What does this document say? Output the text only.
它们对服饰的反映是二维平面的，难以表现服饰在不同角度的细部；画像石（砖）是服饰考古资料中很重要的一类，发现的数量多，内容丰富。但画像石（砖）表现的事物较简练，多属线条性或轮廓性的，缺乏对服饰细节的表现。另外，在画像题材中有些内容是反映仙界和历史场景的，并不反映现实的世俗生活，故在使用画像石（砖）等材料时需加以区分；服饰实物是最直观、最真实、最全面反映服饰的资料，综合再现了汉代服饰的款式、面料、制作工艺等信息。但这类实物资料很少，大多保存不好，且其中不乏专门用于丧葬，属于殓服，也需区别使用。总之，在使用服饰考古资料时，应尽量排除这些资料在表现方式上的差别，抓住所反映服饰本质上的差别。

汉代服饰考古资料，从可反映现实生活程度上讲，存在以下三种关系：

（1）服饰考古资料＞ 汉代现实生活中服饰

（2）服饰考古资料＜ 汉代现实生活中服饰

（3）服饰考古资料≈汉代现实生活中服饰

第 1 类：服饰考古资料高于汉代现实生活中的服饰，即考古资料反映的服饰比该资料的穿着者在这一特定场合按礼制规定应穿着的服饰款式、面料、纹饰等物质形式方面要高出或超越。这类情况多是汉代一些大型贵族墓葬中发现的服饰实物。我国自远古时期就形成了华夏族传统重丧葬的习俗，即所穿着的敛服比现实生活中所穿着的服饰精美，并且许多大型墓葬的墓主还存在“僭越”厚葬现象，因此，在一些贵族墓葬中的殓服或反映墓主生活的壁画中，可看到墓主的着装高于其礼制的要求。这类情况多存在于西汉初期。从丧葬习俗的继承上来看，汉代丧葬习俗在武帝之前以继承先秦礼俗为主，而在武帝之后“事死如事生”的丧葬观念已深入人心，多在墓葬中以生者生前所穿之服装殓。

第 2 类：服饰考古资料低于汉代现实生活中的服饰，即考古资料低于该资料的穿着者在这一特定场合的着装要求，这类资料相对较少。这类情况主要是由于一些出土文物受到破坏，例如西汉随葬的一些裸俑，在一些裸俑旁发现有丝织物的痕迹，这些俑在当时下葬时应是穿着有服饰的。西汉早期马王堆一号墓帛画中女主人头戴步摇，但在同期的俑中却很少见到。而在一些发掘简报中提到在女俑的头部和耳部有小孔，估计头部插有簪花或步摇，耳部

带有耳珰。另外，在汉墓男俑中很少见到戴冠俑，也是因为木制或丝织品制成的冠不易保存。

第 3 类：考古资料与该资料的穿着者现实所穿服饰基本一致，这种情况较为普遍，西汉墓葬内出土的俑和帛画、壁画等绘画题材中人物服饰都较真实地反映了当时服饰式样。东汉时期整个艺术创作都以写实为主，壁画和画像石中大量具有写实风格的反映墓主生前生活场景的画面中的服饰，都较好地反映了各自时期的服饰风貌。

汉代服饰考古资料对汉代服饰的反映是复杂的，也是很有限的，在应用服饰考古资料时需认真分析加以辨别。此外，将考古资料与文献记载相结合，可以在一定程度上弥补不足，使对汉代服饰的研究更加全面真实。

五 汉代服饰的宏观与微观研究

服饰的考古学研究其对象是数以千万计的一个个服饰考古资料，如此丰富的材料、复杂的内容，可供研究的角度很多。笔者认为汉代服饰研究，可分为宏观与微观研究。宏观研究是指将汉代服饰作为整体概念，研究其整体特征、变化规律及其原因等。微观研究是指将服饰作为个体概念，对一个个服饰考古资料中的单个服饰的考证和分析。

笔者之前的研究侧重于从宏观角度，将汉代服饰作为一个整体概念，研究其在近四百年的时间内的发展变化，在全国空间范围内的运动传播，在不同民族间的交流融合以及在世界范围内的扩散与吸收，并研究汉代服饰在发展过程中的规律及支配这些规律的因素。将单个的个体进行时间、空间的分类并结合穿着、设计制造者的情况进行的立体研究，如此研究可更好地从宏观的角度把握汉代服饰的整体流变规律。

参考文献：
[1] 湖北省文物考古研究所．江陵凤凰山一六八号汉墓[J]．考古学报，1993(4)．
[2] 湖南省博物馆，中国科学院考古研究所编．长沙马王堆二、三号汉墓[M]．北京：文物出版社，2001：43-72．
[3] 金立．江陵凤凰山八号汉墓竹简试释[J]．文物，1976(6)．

--*--

_Instructions to follow_. Type out the full listing again, exactly as given.

_The answer_.
What does this document say? Output the text only.
它们对服饰的反映是二维平面的，难以表现服饰在不同角度的细部；画像石（砖）是服饰考古资料中很重要的一类，发现的数量多，内容丰富。但画像石（砖）表现的事物较简练，多属线条性或轮廓性的，缺乏对服饰细节的表现。另外，在画像题材中有些内容是反映仙界和历史场景的，并不反映现实的世俗生活，故在使用画像石（砖）等材料时需加以区分；服饰实物是最直观、最真实、最全面反映服饰的资料，综合再现了汉代服饰的款式、面料、制作工艺等信息。但这类实物资料很少，大多保存不好，且其中不乏专门用于丧葬，属于殓服，也需区别使用。总之，在使用服饰考古资料时，应尽量排除这些资料在表现方式上的差别，抓住所反映服饰本质上的差别。

汉代服饰考古资料，从可反映现实生活程度上讲，存在以下三种关系：

（1）服饰考古资料＞ 汉代现实生活中服饰

（2）服饰考古资料＜ 汉代现实生活中服饰

（3）服饰考古资料≈汉代现实生活中服饰

第 1 类：服饰考古资料高于汉代现实生活中的服饰，即考古资料反映的服饰比该资料的穿着者在这一特定场合按礼制规定应穿着的服饰款式、面料、纹饰等物质形式方面要高出或超越。这类情况多是汉代一些大型贵族墓葬中发现的服饰实物。我国自远古时期就形成了华夏族传统重丧葬的习俗，即所穿着的敛服比现实生活中所穿着的服饰精美，并且许多大型墓葬的墓主还存在“僭越”厚葬现象，因此，在一些贵族墓葬中的殓服或反映墓主生活的壁画中，可看到墓主的着装高于其礼制的要求。这类情况多存在于西汉初期。从丧葬习俗的继承上来看，汉代丧葬习俗在武帝之前以继承先秦礼俗为主，而在武帝之后“事死如事生”的丧葬观念已深入人心，多在墓葬中以生者生前所穿之服装殓。

第 2 类：服饰考古资料低于汉代现实生活中的服饰，即考古资料低于该资料的穿着者在这一特定场合的着装要求，这类资料相对较少。这类情况主要是由于一些出土文物受到破坏，例如西汉随葬的一些裸俑，在一些裸俑旁发现有丝织物的痕迹，这些俑在当时下葬时应是穿着有服饰的。西汉早期马王堆一号墓帛画中女主人头戴步摇，但在同期的俑中却很少见到。而在一些发掘简报中提到在女俑的头部和耳部有小孔，估计头部插有簪花或步摇，耳部

带有耳珰。另外，在汉墓男俑中很少见到戴冠俑，也是因为木制或丝织品制成的冠不易保存。

第 3 类：考古资料与该资料的穿着者现实所穿服饰基本一致，这种情况较为普遍，西汉墓葬内出土的俑和帛画、壁画等绘画题材中人物服饰都较真实地反映了当时服饰式样。东汉时期整个艺术创作都以写实为主，壁画和画像石中大量具有写实风格的反映墓主生前生活场景的画面中的服饰，都较好地反映了各自时期的服饰风貌。

汉代服饰考古资料对汉代服饰的反映是复杂的，也是很有限的，在应用服饰考古资料时需认真分析加以辨别。此外，将考古资料与文献记载相结合，可以在一定程度上弥补不足，使对汉代服饰的研究更加全面真实。

五 汉代服饰的宏观与微观研究

服饰的考古学研究其对象是数以千万计的一个个服饰考古资料，如此丰富的材料、复杂的内容，可供研究的角度很多。笔者认为汉代服饰研究，可分为宏观与微观研究。宏观研究是指将汉代服饰作为整体概念，研究其整体特征、变化规律及其原因等。微观研究是指将服饰作为个体概念，对一个个服饰考古资料中的单个服饰的考证和分析。

笔者之前的研究侧重于从宏观角度，将汉代服饰作为一个整体概念，研究其在近四百年的时间内的发展变化，在全国空间范围内的运动传播，在不同民族间的交流融合以及在世界范围内的扩散与吸收，并研究汉代服饰在发展过程中的规律及支配这些规律的因素。将单个的个体进行时间、空间的分类并结合穿着、设计制造者的情况进行的立体研究，如此研究可更好地从宏观的角度把握汉代服饰的整体流变规律。

参考文献：
[1] 湖北省文物考古研究所．江陵凤凰山一六八号汉墓[J]．考古学报，1993(4)．
[2] 湖南省博物馆，中国科学院考古研究所编．长沙马王堆二、三号汉墓[M]．北京：文物出版社，2001：43-72．
[3] 金立．江陵凤凰山八号汉墓竹简试释[J]．文物，1976(6)．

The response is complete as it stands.